### [YOUR GOAL]
Without the pictures, repeat the listing character for character.

### [RECORDED DATA]

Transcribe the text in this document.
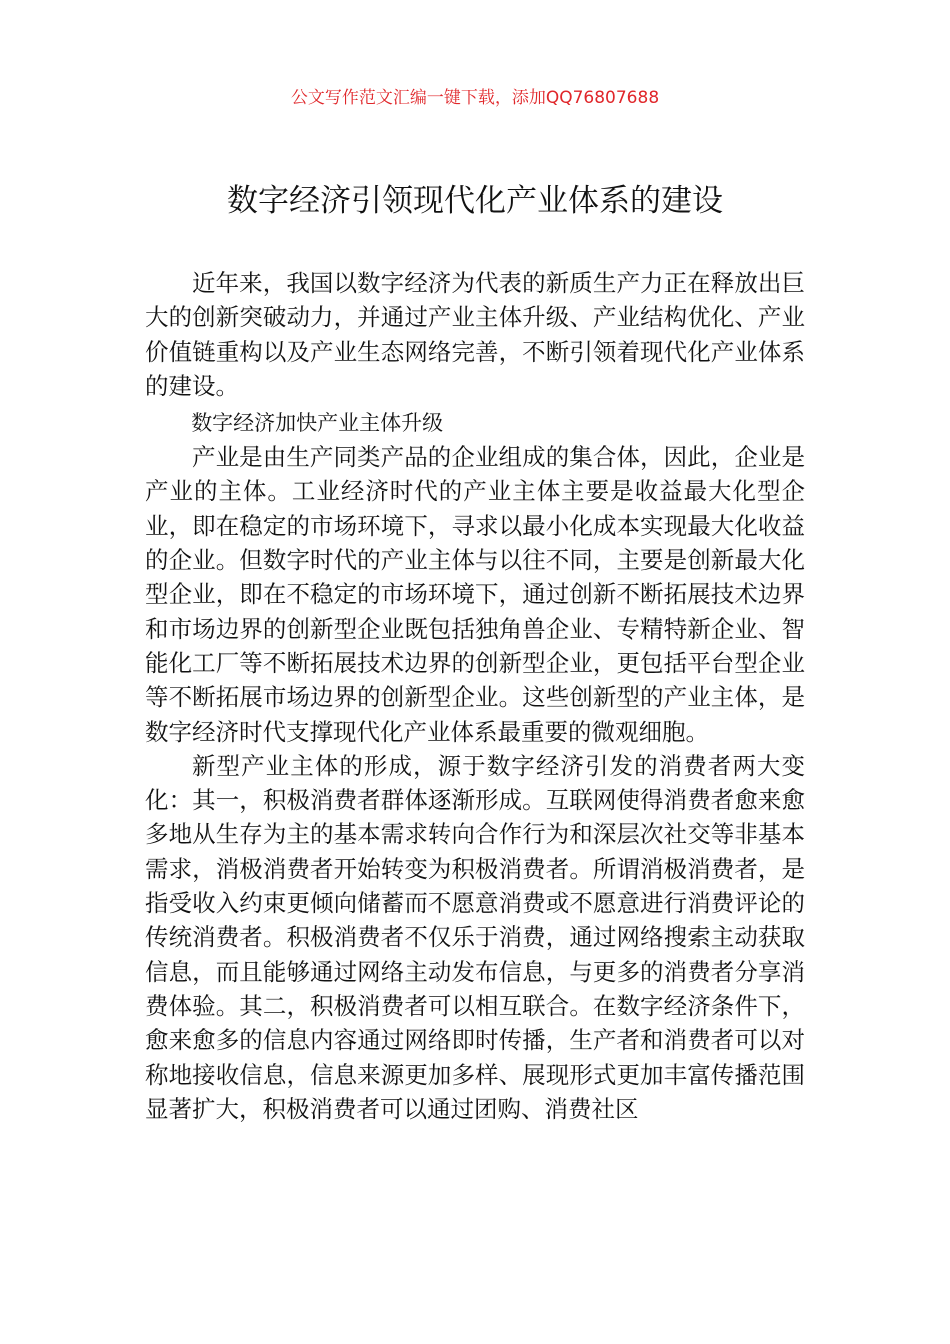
公文写作范文汇编一键下载，添加QQ76807688
数字经济引领现代化产业体系的建设

近年来，我国以数字经济为代表的新质生产力正在释放出巨大的创新突破动力，并通过产业主体升级、产业结构优化、产业价值链重构以及产业生态网络完善，不断引领着现代化产业体系的建设。

数字经济加快产业主体升级

产业是由生产同类产品的企业组成的集合体，因此，企业是产业的主体。工业经济时代的产业主体主要是收益最大化型企业，即在稳定的市场环境下，寻求以最小化成本实现最大化收益的企业。但数字时代的产业主体与以往不同，主要是创新最大化型企业，即在不稳定的市场环境下，通过创新不断拓展技术边界和市场边界的创新型企业既包括独角兽企业、专精特新企业、智能化工厂等不断拓展技术边界的创新型企业，更包括平台型企业等不断拓展市场边界的创新型企业。这些创新型的产业主体，是数字经济时代支撑现代化产业体系最重要的微观细胞。

新型产业主体的形成，源于数字经济引发的消费者两大变化：其一，积极消费者群体逐渐形成。互联网使得消费者愈来愈多地从生存为主的基本需求转向合作行为和深层次社交等非基本需求，消极消费者开始转变为积极消费者。所谓消极消费者，是指受收入约束更倾向储蓄而不愿意消费或不愿意进行消费评论的传统消费者。积极消费者不仅乐于消费，通过网络搜索主动获取信息，而且能够通过网络主动发布信息，与更多的消费者分享消费体验。其二，积极消费者可以相互联合。在数字经济条件下，愈来愈多的信息内容通过网络即时传播，生产者和消费者可以对称地接收信息，信息来源更加多样、展现形式更加丰富传播范围显著扩大，积极消费者可以通过团购、消费社区
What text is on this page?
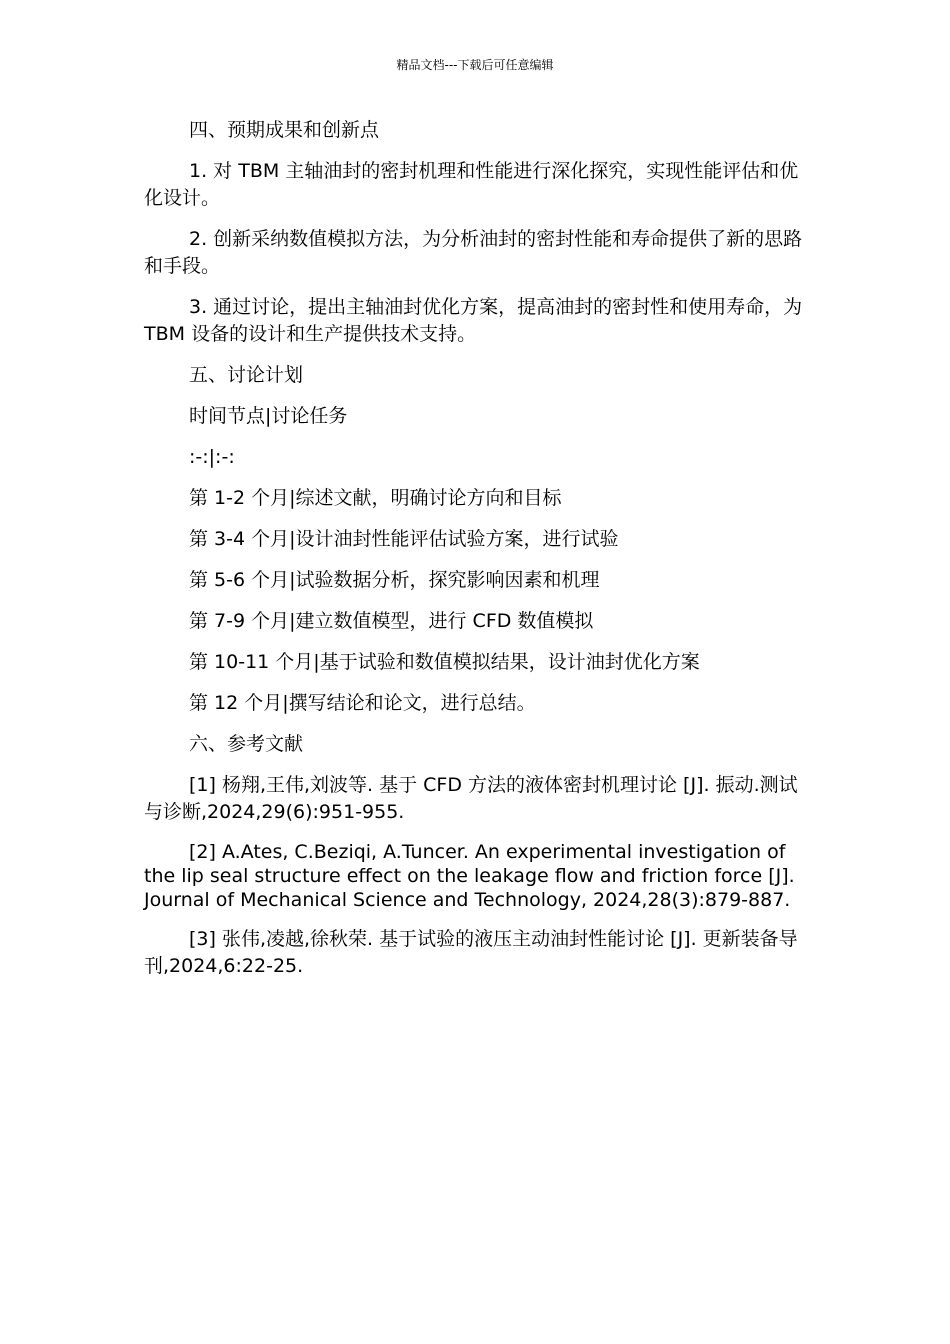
精品文档---下载后可任意编辑

四、预期成果和创新点

1. 对 TBM 主轴油封的密封机理和性能进行深化探究，实现性能评估和优化设计。

2. 创新采纳数值模拟方法，为分析油封的密封性能和寿命提供了新的思路和手段。

3. 通过讨论，提出主轴油封优化方案，提高油封的密封性和使用寿命，为 TBM 设备的设计和生产提供技术支持。

五、讨论计划

时间节点|讨论任务

:-:|:-:

第 1-2 个月|综述文献，明确讨论方向和目标

第 3-4 个月|设计油封性能评估试验方案，进行试验

第 5-6 个月|试验数据分析，探究影响因素和机理

第 7-9 个月|建立数值模型，进行 CFD 数值模拟

第 10-11 个月|基于试验和数值模拟结果，设计油封优化方案

第 12 个月|撰写结论和论文，进行总结。

六、参考文献

[1] 杨翔,王伟,刘波等. 基于 CFD 方法的液体密封机理讨论 [J]. 振动.测试与诊断,2024,29(6):951-955.

[2] A.Ates, C.Beziqi, A.Tuncer. An experimental investigation of the lip seal structure effect on the leakage flow and friction force [J]. Journal of Mechanical Science and Technology, 2024,28(3):879-887.

[3] 张伟,凌越,徐秋荣. 基于试验的液压主动油封性能讨论 [J]. 更新装备导刊,2024,6:22-25.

### [RESULT]
Transcribe the text in this document.
公文写作范文汇编一键下载，添加QQ76807688
数字经济引领现代化产业体系的建设

近年来，我国以数字经济为代表的新质生产力正在释放出巨大的创新突破动力，并通过产业主体升级、产业结构优化、产业价值链重构以及产业生态网络完善，不断引领着现代化产业体系的建设。

数字经济加快产业主体升级

产业是由生产同类产品的企业组成的集合体，因此，企业是产业的主体。工业经济时代的产业主体主要是收益最大化型企业，即在稳定的市场环境下，寻求以最小化成本实现最大化收益的企业。但数字时代的产业主体与以往不同，主要是创新最大化型企业，即在不稳定的市场环境下，通过创新不断拓展技术边界和市场边界的创新型企业既包括独角兽企业、专精特新企业、智能化工厂等不断拓展技术边界的创新型企业，更包括平台型企业等不断拓展市场边界的创新型企业。这些创新型的产业主体，是数字经济时代支撑现代化产业体系最重要的微观细胞。

新型产业主体的形成，源于数字经济引发的消费者两大变化：其一，积极消费者群体逐渐形成。互联网使得消费者愈来愈多地从生存为主的基本需求转向合作行为和深层次社交等非基本需求，消极消费者开始转变为积极消费者。所谓消极消费者，是指受收入约束更倾向储蓄而不愿意消费或不愿意进行消费评论的传统消费者。积极消费者不仅乐于消费，通过网络搜索主动获取信息，而且能够通过网络主动发布信息，与更多的消费者分享消费体验。其二，积极消费者可以相互联合。在数字经济条件下，愈来愈多的信息内容通过网络即时传播，生产者和消费者可以对称地接收信息，信息来源更加多样、展现形式更加丰富传播范围显著扩大，积极消费者可以通过团购、消费社区
What text is on this page?
精品文档---下载后可任意编辑

四、预期成果和创新点

1. 对 TBM 主轴油封的密封机理和性能进行深化探究，实现性能评估和优化设计。

2. 创新采纳数值模拟方法，为分析油封的密封性能和寿命提供了新的思路和手段。

3. 通过讨论，提出主轴油封优化方案，提高油封的密封性和使用寿命，为 TBM 设备的设计和生产提供技术支持。

五、讨论计划

时间节点|讨论任务

:-:|:-:

第 1-2 个月|综述文献，明确讨论方向和目标

第 3-4 个月|设计油封性能评估试验方案，进行试验

第 5-6 个月|试验数据分析，探究影响因素和机理

第 7-9 个月|建立数值模型，进行 CFD 数值模拟

第 10-11 个月|基于试验和数值模拟结果，设计油封优化方案

第 12 个月|撰写结论和论文，进行总结。

六、参考文献

[1] 杨翔,王伟,刘波等. 基于 CFD 方法的液体密封机理讨论 [J]. 振动.测试与诊断,2024,29(6):951-955.

[2] A.Ates, C.Beziqi, A.Tuncer. An experimental investigation of the lip seal structure effect on the leakage flow and friction force [J]. Journal of Mechanical Science and Technology, 2024,28(3):879-887.

[3] 张伟,凌越,徐秋荣. 基于试验的液压主动油封性能讨论 [J]. 更新装备导刊,2024,6:22-25.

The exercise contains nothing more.